Verbatim output of all the material below is required.

:::::

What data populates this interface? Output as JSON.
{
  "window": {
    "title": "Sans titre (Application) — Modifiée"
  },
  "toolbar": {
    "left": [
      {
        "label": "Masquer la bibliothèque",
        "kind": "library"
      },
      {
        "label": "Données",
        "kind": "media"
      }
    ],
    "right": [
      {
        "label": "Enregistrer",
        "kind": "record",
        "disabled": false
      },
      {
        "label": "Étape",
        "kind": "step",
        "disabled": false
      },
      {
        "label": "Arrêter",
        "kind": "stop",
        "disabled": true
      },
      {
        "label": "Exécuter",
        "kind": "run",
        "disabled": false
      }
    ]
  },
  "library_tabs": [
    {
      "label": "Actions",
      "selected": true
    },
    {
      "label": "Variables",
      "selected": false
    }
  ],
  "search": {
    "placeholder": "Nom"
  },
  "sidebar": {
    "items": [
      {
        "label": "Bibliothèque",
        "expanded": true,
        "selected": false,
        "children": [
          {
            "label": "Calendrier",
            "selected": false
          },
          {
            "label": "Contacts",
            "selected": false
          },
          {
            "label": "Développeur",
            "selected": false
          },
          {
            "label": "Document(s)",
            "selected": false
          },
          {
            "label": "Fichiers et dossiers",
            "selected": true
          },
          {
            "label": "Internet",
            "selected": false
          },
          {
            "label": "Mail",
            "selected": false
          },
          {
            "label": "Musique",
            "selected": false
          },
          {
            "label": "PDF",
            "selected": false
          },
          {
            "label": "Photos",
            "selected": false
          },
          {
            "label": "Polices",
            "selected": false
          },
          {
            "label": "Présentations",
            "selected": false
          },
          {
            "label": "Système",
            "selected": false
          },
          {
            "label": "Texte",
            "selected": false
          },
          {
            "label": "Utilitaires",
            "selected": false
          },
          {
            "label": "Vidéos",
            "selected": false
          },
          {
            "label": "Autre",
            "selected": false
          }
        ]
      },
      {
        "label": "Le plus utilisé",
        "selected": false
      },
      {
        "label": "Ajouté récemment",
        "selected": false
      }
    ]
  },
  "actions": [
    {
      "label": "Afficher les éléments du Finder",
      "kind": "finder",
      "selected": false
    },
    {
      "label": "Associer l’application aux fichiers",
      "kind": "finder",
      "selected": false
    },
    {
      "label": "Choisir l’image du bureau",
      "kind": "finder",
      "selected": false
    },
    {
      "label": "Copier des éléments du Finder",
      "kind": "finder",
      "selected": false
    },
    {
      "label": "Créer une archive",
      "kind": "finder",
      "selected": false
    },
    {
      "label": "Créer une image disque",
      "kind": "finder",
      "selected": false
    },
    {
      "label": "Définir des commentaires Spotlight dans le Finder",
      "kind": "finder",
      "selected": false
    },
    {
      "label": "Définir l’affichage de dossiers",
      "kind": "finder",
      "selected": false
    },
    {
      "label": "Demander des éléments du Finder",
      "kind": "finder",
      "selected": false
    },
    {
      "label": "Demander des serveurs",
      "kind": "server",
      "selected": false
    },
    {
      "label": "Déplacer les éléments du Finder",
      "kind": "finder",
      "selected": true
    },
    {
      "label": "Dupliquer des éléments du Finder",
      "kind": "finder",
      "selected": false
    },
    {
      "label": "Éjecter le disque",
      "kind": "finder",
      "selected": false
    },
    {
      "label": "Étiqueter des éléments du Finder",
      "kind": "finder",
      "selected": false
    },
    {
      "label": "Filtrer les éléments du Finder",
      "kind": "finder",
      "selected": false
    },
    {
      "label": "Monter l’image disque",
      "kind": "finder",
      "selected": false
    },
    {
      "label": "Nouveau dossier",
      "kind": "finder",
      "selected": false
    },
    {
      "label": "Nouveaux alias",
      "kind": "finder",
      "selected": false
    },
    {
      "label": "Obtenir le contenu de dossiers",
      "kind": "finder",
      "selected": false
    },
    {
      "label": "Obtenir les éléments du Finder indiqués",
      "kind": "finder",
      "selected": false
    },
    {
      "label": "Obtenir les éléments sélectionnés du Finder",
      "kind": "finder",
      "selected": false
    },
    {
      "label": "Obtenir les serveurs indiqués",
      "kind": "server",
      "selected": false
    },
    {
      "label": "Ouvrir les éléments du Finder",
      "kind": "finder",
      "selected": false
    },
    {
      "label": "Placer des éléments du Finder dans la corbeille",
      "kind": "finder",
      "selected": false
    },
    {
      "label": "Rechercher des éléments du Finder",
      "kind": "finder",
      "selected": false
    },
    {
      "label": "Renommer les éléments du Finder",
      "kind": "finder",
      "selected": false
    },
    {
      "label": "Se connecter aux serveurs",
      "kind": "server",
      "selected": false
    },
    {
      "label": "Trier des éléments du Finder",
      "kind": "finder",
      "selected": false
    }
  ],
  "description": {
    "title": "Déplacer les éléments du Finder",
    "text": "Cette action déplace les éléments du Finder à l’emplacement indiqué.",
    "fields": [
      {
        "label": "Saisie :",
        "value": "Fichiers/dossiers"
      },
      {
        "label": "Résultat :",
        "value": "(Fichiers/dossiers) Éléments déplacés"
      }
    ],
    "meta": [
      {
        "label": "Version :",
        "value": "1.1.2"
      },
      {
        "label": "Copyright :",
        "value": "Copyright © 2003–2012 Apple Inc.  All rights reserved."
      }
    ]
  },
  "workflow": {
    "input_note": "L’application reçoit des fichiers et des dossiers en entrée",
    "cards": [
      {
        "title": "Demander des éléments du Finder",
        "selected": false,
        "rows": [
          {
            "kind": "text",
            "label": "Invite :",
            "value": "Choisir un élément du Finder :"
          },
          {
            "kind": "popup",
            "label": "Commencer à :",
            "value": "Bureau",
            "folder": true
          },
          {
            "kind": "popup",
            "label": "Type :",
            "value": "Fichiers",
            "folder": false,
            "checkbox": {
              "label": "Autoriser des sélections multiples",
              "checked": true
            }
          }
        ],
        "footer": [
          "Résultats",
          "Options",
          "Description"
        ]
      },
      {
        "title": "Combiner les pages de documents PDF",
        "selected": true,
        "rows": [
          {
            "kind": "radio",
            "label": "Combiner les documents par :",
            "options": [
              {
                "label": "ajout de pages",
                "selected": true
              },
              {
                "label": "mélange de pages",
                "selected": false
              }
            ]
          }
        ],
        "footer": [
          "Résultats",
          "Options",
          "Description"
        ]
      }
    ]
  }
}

:::::

Task solution>
What data populates this interface? Output as JSON.
{
  "window": {
    "title": "Sans titre (Application) — Modifiée"
  },
  "toolbar": {
    "left": [
      {
        "label": "Masquer la bibliothèque",
        "kind": "library"
      },
      {
        "label": "Données",
        "kind": "media"
      }
    ],
    "right": [
      {
        "label": "Enregistrer",
        "kind": "record",
        "disabled": false
      },
      {
        "label": "Étape",
        "kind": "step",
        "disabled": false
      },
      {
        "label": "Arrêter",
        "kind": "stop",
        "disabled": true
      },
      {
        "label": "Exécuter",
        "kind": "run",
        "disabled": false
      }
    ]
  },
  "library_tabs": [
    {
      "label": "Actions",
      "selected": true
    },
    {
      "label": "Variables",
      "selected": false
    }
  ],
  "search": {
    "placeholder": "Nom"
  },
  "sidebar": {
    "items": [
      {
        "label": "Bibliothèque",
        "expanded": true,
        "selected": false,
        "children": [
          {
            "label": "Calendrier",
            "selected": false
          },
          {
            "label": "Contacts",
            "selected": false
          },
          {
            "label": "Développeur",
            "selected": false
          },
          {
            "label": "Document(s)",
            "selected": false
          },
          {
            "label": "Fichiers et dossiers",
            "selected": true
          },
          {
            "label": "Internet",
            "selected": false
          },
          {
            "label": "Mail",
            "selected": false
          },
          {
            "label": "Musique",
            "selected": false
          },
          {
            "label": "PDF",
            "selected": false
          },
          {
            "label": "Photos",
            "selected": false
          },
          {
            "label": "Polices",
            "selected": false
          },
          {
            "label": "Présentations",
            "selected": false
          },
          {
            "label": "Système",
            "selected": false
          },
          {
            "label": "Texte",
            "selected": false
          },
          {
            "label": "Utilitaires",
            "selected": false
          },
          {
            "label": "Vidéos",
            "selected": false
          },
          {
            "label": "Autre",
            "selected": false
          }
        ]
      },
      {
        "label": "Le plus utilisé",
        "selected": false
      },
      {
        "label": "Ajouté récemment",
        "selected": false
      }
    ]
  },
  "actions": [
    {
      "label": "Afficher les éléments du Finder",
      "kind": "finder",
      "selected": false
    },
    {
      "label": "Associer l’application aux fichiers",
      "kind": "finder",
      "selected": false
    },
    {
      "label": "Choisir l’image du bureau",
      "kind": "finder",
      "selected": false
    },
    {
      "label": "Copier des éléments du Finder",
      "kind": "finder",
      "selected": false
    },
    {
      "label": "Créer une archive",
      "kind": "finder",
      "selected": false
    },
    {
      "label": "Créer une image disque",
      "kind": "finder",
      "selected": false
    },
    {
      "label": "Définir des commentaires Spotlight dans le Finder",
      "kind": "finder",
      "selected": false
    },
    {
      "label": "Définir l’affichage de dossiers",
      "kind": "finder",
      "selected": false
    },
    {
      "label": "Demander des éléments du Finder",
      "kind": "finder",
      "selected": false
    },
    {
      "label": "Demander des serveurs",
      "kind": "server",
      "selected": false
    },
    {
      "label": "Déplacer les éléments du Finder",
      "kind": "finder",
      "selected": true
    },
    {
      "label": "Dupliquer des éléments du Finder",
      "kind": "finder",
      "selected": false
    },
    {
      "label": "Éjecter le disque",
      "kind": "finder",
      "selected": false
    },
    {
      "label": "Étiqueter des éléments du Finder",
      "kind": "finder",
      "selected": false
    },
    {
      "label": "Filtrer les éléments du Finder",
      "kind": "finder",
      "selected": false
    },
    {
      "label": "Monter l’image disque",
      "kind": "finder",
      "selected": false
    },
    {
      "label": "Nouveau dossier",
      "kind": "finder",
      "selected": false
    },
    {
      "label": "Nouveaux alias",
      "kind": "finder",
      "selected": false
    },
    {
      "label": "Obtenir le contenu de dossiers",
      "kind": "finder",
      "selected": false
    },
    {
      "label": "Obtenir les éléments du Finder indiqués",
      "kind": "finder",
      "selected": false
    },
    {
      "label": "Obtenir les éléments sélectionnés du Finder",
      "kind": "finder",
      "selected": false
    },
    {
      "label": "Obtenir les serveurs indiqués",
      "kind": "server",
      "selected": false
    },
    {
      "label": "Ouvrir les éléments du Finder",
      "kind": "finder",
      "selected": false
    },
    {
      "label": "Placer des éléments du Finder dans la corbeille",
      "kind": "finder",
      "selected": false
    },
    {
      "label": "Rechercher des éléments du Finder",
      "kind": "finder",
      "selected": false
    },
    {
      "label": "Renommer les éléments du Finder",
      "kind": "finder",
      "selected": false
    },
    {
      "label": "Se connecter aux serveurs",
      "kind": "server",
      "selected": false
    },
    {
      "label": "Trier des éléments du Finder",
      "kind": "finder",
      "selected": false
    }
  ],
  "description": {
    "title": "Déplacer les éléments du Finder",
    "text": "Cette action déplace les éléments du Finder à l’emplacement indiqué.",
    "fields": [
      {
        "label": "Saisie :",
        "value": "Fichiers/dossiers"
      },
      {
        "label": "Résultat :",
        "value": "(Fichiers/dossiers) Éléments déplacés"
      }
    ],
    "meta": [
      {
        "label": "Version :",
        "value": "1.1.2"
      },
      {
        "label": "Copyright :",
        "value": "Copyright © 2003–2012 Apple Inc.  All rights reserved."
      }
    ]
  },
  "workflow": {
    "input_note": "L’application reçoit des fichiers et des dossiers en entrée",
    "cards": [
      {
        "title": "Demander des éléments du Finder",
        "selected": false,
        "rows": [
          {
            "kind": "text",
            "label": "Invite :",
            "value": "Choisir un élément du Finder :"
          },
          {
            "kind": "popup",
            "label": "Commencer à :",
            "value": "Bureau",
            "folder": true
          },
          {
            "kind": "popup",
            "label": "Type :",
            "value": "Fichiers",
            "folder": false,
            "checkbox": {
              "label": "Autoriser des sélections multiples",
              "checked": true
            }
          }
        ],
        "footer": [
          "Résultats",
          "Options",
          "Description"
        ]
      },
      {
        "title": "Combiner les pages de documents PDF",
        "selected": true,
        "rows": [
          {
            "kind": "radio",
            "label": "Combiner les documents par :",
            "options": [
              {
                "label": "ajout de pages",
                "selected": true
              },
              {
                "label": "mélange de pages",
                "selected": false
              }
            ]
          }
        ],
        "footer": [
          "Résultats",
          "Options",
          "Description"
        ]
      }
    ]
  }
}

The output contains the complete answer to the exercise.